Quoted text:
==================================================
Ezra Claytan Daniels made one of the splashiest comics debuts in recent memory. His book Upgrade Soul — a high-concept sci-fi novel about cloning, the pursuit of eternal life, the concept of the self, and love — was nominated for just about every major award in the comic book business. And his gentrification horror story BTTM FDRS was published this summer by Fantagraphics to great acclaim. Last week, Daniels debuted an app version of Upgrade Soul and a soundtrack album for the comic. I spoke on the phone with him about genre, the limitations of comics, his new political minicomic, and why he enjoys Seattle's own Short Run Comix & Arts Festival, where he will be exhibiting on Saturday, November 9th.
Have you been to Short Run before?
Yeah, I went once before. I went last year, and I squatted on Ben Passmore's table. He was a special guest and we were on tour so we happened to be going through Seattle and he carved out a little corner for me on his table and I set up some books and sold them.
Okay. And even though you were basically stealing money from Short Run by squatting at someone else's table, they asked you back?
Yeah, totally.
Is there anything that's unique about Short Run that convinced you to come back one year later?
I love Seattle. I lived in Portland for six years, and I have a lot of friends in the Pacific Northwest, so any excuse to come back up in the area, I always jump onto it.
I also really like that Short Run's only a day, so it makes it a lot easier to commit to, if I want to spend some time seeing people that I know in the city that I'm visiting. Some shows, like New York Comic Con and San Diego Comic Con are four or five days long. Who can take that much time away from their responsibilities to go to a show that's that long?
==================================================
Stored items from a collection
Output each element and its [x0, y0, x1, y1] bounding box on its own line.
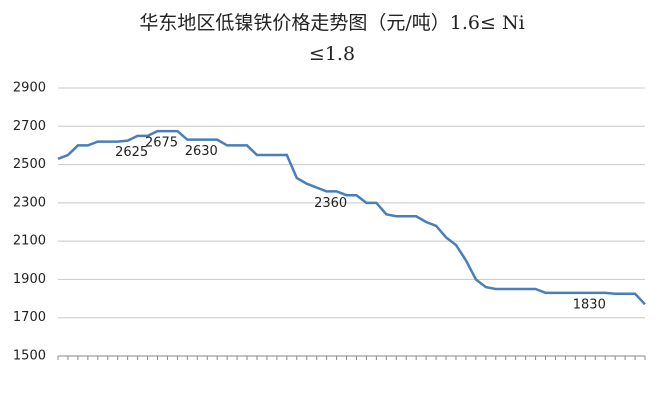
y-tick-label: 2900	[13, 81, 46, 96]
y-tick-label: 1500	[13, 349, 46, 364]
data-label: 1830	[573, 297, 606, 312]
chart-title: 华东地区低镍铁价格走势图（元/吨）1.6≤ Ni	[139, 12, 524, 34]
y-tick-label: 2500	[13, 157, 46, 172]
data-label: 2675	[145, 136, 178, 151]
data-label: 2630	[185, 144, 218, 159]
y-tick-label: 2100	[13, 234, 46, 249]
y-tick-label: 2700	[13, 119, 46, 134]
chart-title: ≤1.8	[309, 43, 355, 65]
y-tick-label: 1700	[13, 310, 46, 325]
data-label: 2360	[314, 196, 347, 211]
y-tick-label: 1900	[13, 272, 46, 287]
y-tick-label: 2300	[13, 195, 46, 210]
data-label: 2625	[115, 145, 148, 160]
line-series	[57, 129, 646, 306]
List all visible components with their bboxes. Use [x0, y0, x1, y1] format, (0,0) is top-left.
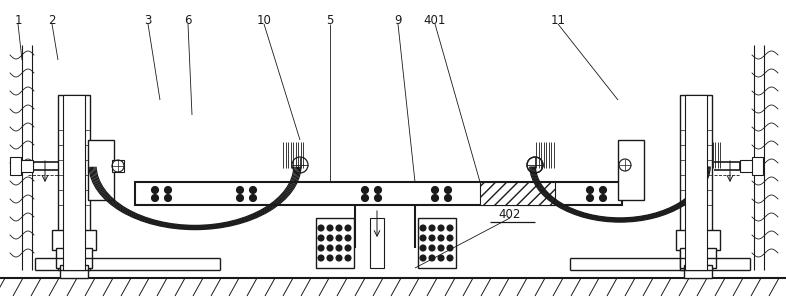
Circle shape	[445, 187, 451, 193]
Circle shape	[327, 225, 333, 231]
Bar	[56, 248, 92, 268]
Bar	[112, 160, 124, 172]
Text: 5: 5	[326, 14, 334, 27]
Circle shape	[447, 255, 453, 261]
Bar	[480, 182, 555, 205]
Circle shape	[345, 245, 351, 251]
Circle shape	[600, 195, 607, 201]
Bar	[316, 218, 354, 268]
Bar	[752, 157, 763, 175]
Bar	[58, 95, 90, 270]
Circle shape	[152, 187, 159, 193]
Circle shape	[429, 235, 435, 241]
Bar	[680, 95, 712, 270]
Circle shape	[447, 235, 453, 241]
Bar	[684, 265, 712, 278]
Circle shape	[327, 255, 333, 261]
Circle shape	[420, 235, 426, 241]
Circle shape	[447, 225, 453, 231]
Circle shape	[318, 235, 324, 241]
Circle shape	[432, 195, 439, 201]
Bar	[685, 95, 707, 270]
Circle shape	[318, 255, 324, 261]
Circle shape	[420, 255, 426, 261]
Circle shape	[237, 187, 244, 193]
Circle shape	[164, 187, 171, 193]
Circle shape	[362, 187, 369, 193]
Text: 2: 2	[48, 14, 56, 27]
Circle shape	[327, 245, 333, 251]
Circle shape	[327, 235, 333, 241]
Text: 9: 9	[395, 14, 402, 27]
Circle shape	[438, 255, 444, 261]
Text: 11: 11	[550, 14, 565, 27]
Circle shape	[336, 255, 342, 261]
Circle shape	[345, 225, 351, 231]
Bar	[676, 230, 720, 250]
Circle shape	[586, 195, 593, 201]
Circle shape	[445, 195, 451, 201]
Circle shape	[438, 225, 444, 231]
Circle shape	[374, 195, 381, 201]
Circle shape	[318, 245, 324, 251]
Circle shape	[429, 245, 435, 251]
Bar	[618, 140, 644, 200]
Circle shape	[429, 255, 435, 261]
Circle shape	[438, 235, 444, 241]
Circle shape	[152, 195, 159, 201]
Bar	[60, 265, 88, 278]
Circle shape	[345, 255, 351, 261]
Circle shape	[420, 245, 426, 251]
Circle shape	[374, 187, 381, 193]
Bar	[20, 160, 33, 172]
Circle shape	[249, 195, 256, 201]
Circle shape	[318, 225, 324, 231]
Circle shape	[420, 225, 426, 231]
Bar	[10, 157, 21, 175]
Bar	[135, 182, 622, 205]
Text: 6: 6	[184, 14, 192, 27]
Circle shape	[586, 187, 593, 193]
Text: 1: 1	[14, 14, 22, 27]
Circle shape	[336, 235, 342, 241]
Circle shape	[249, 187, 256, 193]
Bar	[370, 218, 384, 268]
Circle shape	[429, 225, 435, 231]
Text: 401: 401	[424, 14, 446, 27]
Circle shape	[237, 195, 244, 201]
Bar	[88, 140, 114, 200]
Bar	[680, 248, 716, 268]
Circle shape	[336, 245, 342, 251]
Text: 10: 10	[256, 14, 271, 27]
Text: 402: 402	[499, 208, 521, 221]
Circle shape	[447, 245, 453, 251]
Circle shape	[432, 187, 439, 193]
Circle shape	[600, 187, 607, 193]
Circle shape	[438, 245, 444, 251]
Bar	[418, 218, 456, 268]
Circle shape	[345, 235, 351, 241]
Text: 3: 3	[145, 14, 152, 27]
Bar	[63, 95, 85, 270]
Circle shape	[362, 195, 369, 201]
Bar	[740, 160, 753, 172]
Circle shape	[336, 225, 342, 231]
Circle shape	[164, 195, 171, 201]
Bar	[52, 230, 96, 250]
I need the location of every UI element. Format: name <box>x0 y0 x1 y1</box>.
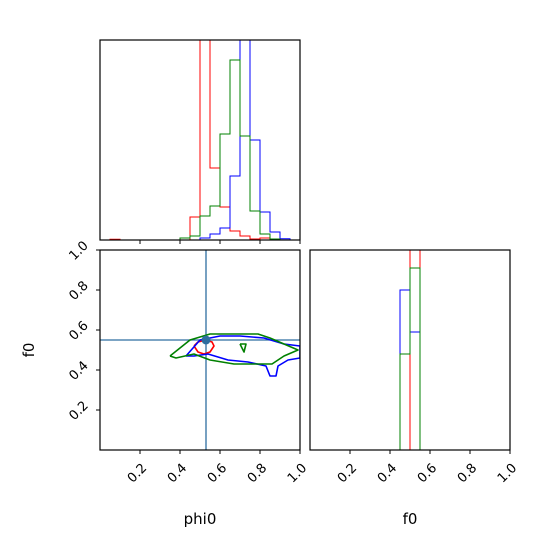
==================================================
Exercises:
• A. Please reproduce the passage of the Daniels interview that begins at the words "Yeah, I went" and stops after the words "asked you back?".
• B. Using the Daniels interview, decide whether each statement agrees with it, answering yes or no and quoting the words that settle it: (i) Daniels lived in Portland for six years. (ii) Short Run lasts four or five days. (iii) BTTM FDRS was published by Fantagraphics.

Full answers:
• A.
Yeah, I went once before. I went last year, and I squatted on Ben Passmore's table. He was a special guest and we were on tour so we happened to be going through Seattle and he carved out a little corner for me on his table and I set up some books and sold them.
Okay. And even though you were basically stealing money from Short Run by squatting at someone else's table, they asked you back?

• B.
(i) Yes: "I lived in Portland for six years"
(ii) No: "I also really like that Short Run's only a day"
(iii) Yes: "BTTM FDRS was published this summer by Fantagraphics"